Search the listing below for the string "good" and show each line that contains it.

● ● ●

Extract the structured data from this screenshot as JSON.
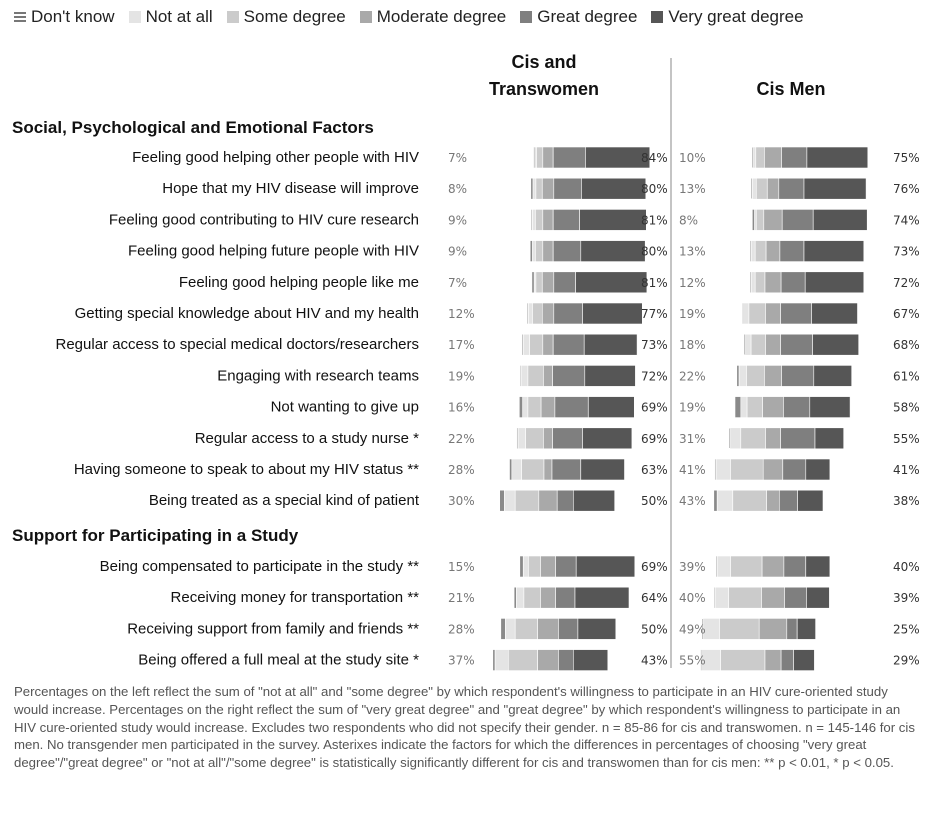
{
  "legend": [
    {
      "label": "Don't know",
      "color": "#8a8a8a"
    },
    {
      "label": "Not at all",
      "color": "#e4e4e4"
    },
    {
      "label": "Some degree",
      "color": "#cbcbcb"
    },
    {
      "label": "Moderate degree",
      "color": "#a9a9a9"
    },
    {
      "label": "Great degree",
      "color": "#7f7f7f"
    },
    {
      "label": "Very great degree",
      "color": "#565656"
    }
  ],
  "chart_data": {
    "type": "diverging stacked bar",
    "groups": [
      "Cis and Transwomen",
      "Cis Men"
    ],
    "sections": [
      {
        "title": "Social, Psychological and Emotional Factors",
        "rows": [
          {
            "label": "Feeling good helping other people with HIV",
            "women": {
              "left_pct": "7%",
              "right_pct": "84%",
              "segments": [
                1,
                1.5,
                5.5,
                9,
                28,
                56
              ]
            },
            "men": {
              "left_pct": "10%",
              "right_pct": "75%",
              "segments": [
                1,
                2.5,
                7.5,
                15,
                22,
                53
              ]
            }
          },
          {
            "label": "Hope that my HIV disease will improve",
            "women": {
              "left_pct": "8%",
              "right_pct": "80%",
              "segments": [
                2,
                2.5,
                5.5,
                10,
                24,
                56
              ]
            },
            "men": {
              "left_pct": "13%",
              "right_pct": "76%",
              "segments": [
                1,
                3.5,
                9.5,
                10,
                22,
                54
              ]
            }
          },
          {
            "label": "Feeling good contributing to HIV cure research",
            "women": {
              "left_pct": "9%",
              "right_pct": "81%",
              "segments": [
                1,
                2.5,
                6.5,
                9,
                23,
                58
              ]
            },
            "men": {
              "left_pct": "8%",
              "right_pct": "74%",
              "segments": [
                2,
                1.5,
                6.5,
                16,
                27,
                47
              ]
            }
          },
          {
            "label": "Feeling good helping future people with HIV",
            "women": {
              "left_pct": "9%",
              "right_pct": "80%",
              "segments": [
                2,
                2.5,
                6.5,
                9,
                24,
                56
              ]
            },
            "men": {
              "left_pct": "13%",
              "right_pct": "73%",
              "segments": [
                1,
                3.5,
                9.5,
                12,
                21,
                52
              ]
            }
          },
          {
            "label": "Feeling good helping people like me",
            "women": {
              "left_pct": "7%",
              "right_pct": "81%",
              "segments": [
                2,
                1.5,
                5.5,
                10,
                19,
                62
              ]
            },
            "men": {
              "left_pct": "12%",
              "right_pct": "72%",
              "segments": [
                1,
                3.5,
                8.5,
                14,
                21,
                51
              ]
            }
          },
          {
            "label": "Getting special knowledge about HIV and my health",
            "women": {
              "left_pct": "12%",
              "right_pct": "77%",
              "segments": [
                1,
                3.5,
                8.5,
                10,
                25,
                52
              ]
            },
            "men": {
              "left_pct": "19%",
              "right_pct": "67%",
              "segments": [
                1,
                4.5,
                14.5,
                13,
                27,
                40
              ]
            }
          },
          {
            "label": "Regular access to special medical doctors/researchers",
            "women": {
              "left_pct": "17%",
              "right_pct": "73%",
              "segments": [
                1,
                5.5,
                11.5,
                9,
                27,
                46
              ]
            },
            "men": {
              "left_pct": "18%",
              "right_pct": "68%",
              "segments": [
                1,
                5.5,
                12.5,
                13,
                28,
                40
              ]
            }
          },
          {
            "label": "Engaging with research teams",
            "women": {
              "left_pct": "19%",
              "right_pct": "72%",
              "segments": [
                1,
                5.5,
                13.5,
                8,
                28,
                44
              ]
            },
            "men": {
              "left_pct": "22%",
              "right_pct": "61%",
              "segments": [
                2,
                6.5,
                15.5,
                15,
                28,
                33
              ]
            }
          },
          {
            "label": "Not wanting to give up",
            "women": {
              "left_pct": "16%",
              "right_pct": "69%",
              "segments": [
                3,
                4.5,
                11.5,
                12,
                29,
                40
              ]
            },
            "men": {
              "left_pct": "19%",
              "right_pct": "58%",
              "segments": [
                5,
                5.5,
                13.5,
                18,
                23,
                35
              ]
            }
          },
          {
            "label": "Regular access to a study nurse *",
            "women": {
              "left_pct": "22%",
              "right_pct": "69%",
              "segments": [
                1,
                6.5,
                15.5,
                8,
                26,
                43
              ]
            },
            "men": {
              "left_pct": "31%",
              "right_pct": "55%",
              "segments": [
                1,
                9.5,
                21.5,
                13,
                30,
                25
              ]
            }
          },
          {
            "label": "Having someone to speak to about my HIV status **",
            "women": {
              "left_pct": "28%",
              "right_pct": "63%",
              "segments": [
                2,
                8.5,
                19.5,
                7,
                25,
                38
              ]
            },
            "men": {
              "left_pct": "41%",
              "right_pct": "41%",
              "segments": [
                1,
                12.5,
                28.5,
                17,
                20,
                21
              ]
            }
          },
          {
            "label": "Being treated as a special kind of patient",
            "women": {
              "left_pct": "30%",
              "right_pct": "50%",
              "segments": [
                4,
                9.5,
                20.5,
                16,
                14,
                36
              ]
            },
            "men": {
              "left_pct": "43%",
              "right_pct": "38%",
              "segments": [
                3,
                13.5,
                29.5,
                11,
                16,
                22
              ]
            }
          }
        ]
      },
      {
        "title": "Support for Participating in a Study",
        "rows": [
          {
            "label": "Being compensated to participate in the study **",
            "women": {
              "left_pct": "15%",
              "right_pct": "69%",
              "segments": [
                3,
                4.5,
                10.5,
                13,
                18,
                51
              ]
            },
            "men": {
              "left_pct": "39%",
              "right_pct": "40%",
              "segments": [
                1,
                11.5,
                27.5,
                19,
                19,
                21
              ]
            }
          },
          {
            "label": "Receiving money for transportation **",
            "women": {
              "left_pct": "21%",
              "right_pct": "64%",
              "segments": [
                2,
                6.5,
                14.5,
                13,
                17,
                47
              ]
            },
            "men": {
              "left_pct": "40%",
              "right_pct": "39%",
              "segments": [
                1,
                11.5,
                28.5,
                20,
                19,
                20
              ]
            }
          },
          {
            "label": "Receiving support from family and friends **",
            "women": {
              "left_pct": "28%",
              "right_pct": "50%",
              "segments": [
                4,
                8.5,
                19.5,
                18,
                17,
                33
              ]
            },
            "men": {
              "left_pct": "49%",
              "right_pct": "25%",
              "segments": [
                1,
                14.5,
                34.5,
                24,
                9,
                16
              ]
            }
          },
          {
            "label": "Being offered a full meal at the study site *",
            "women": {
              "left_pct": "37%",
              "right_pct": "43%",
              "segments": [
                2,
                11.5,
                25.5,
                18,
                13,
                30
              ]
            },
            "men": {
              "left_pct": "55%",
              "right_pct": "29%",
              "segments": [
                1,
                16.5,
                38.5,
                14,
                11,
                18
              ]
            }
          }
        ]
      }
    ]
  },
  "footnote": "Percentages on the left reflect the sum of \"not at all\" and \"some degree\" by which respondent's willingness to participate in an HIV cure-oriented study would increase. Percentages on the right reflect the sum of \"very great degree\" and \"great degree\" by which respondent's willingness to participate in an HIV cure-oriented study would increase. Excludes two respondents who did not specify their gender. n = 85-86 for cis and transwomen. n = 145-146 for cis men. No transgender men participated in the survey. Asterixes indicate the factors for which the differences in percentages of choosing \"very great degree\"/\"great degree\" or \"not at all\"/\"some degree\" is statistically significantly different for cis and transwomen than for cis men: ** p < 0.01, * p < 0.05."
}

● ● ●

◆ Exercise solution
            "label": "Feeling good helping other people with HIV",
            "label": "Feeling good contributing to HIV cure research",
            "label": "Feeling good helping future people with HIV",
            "label": "Feeling good helping people like me",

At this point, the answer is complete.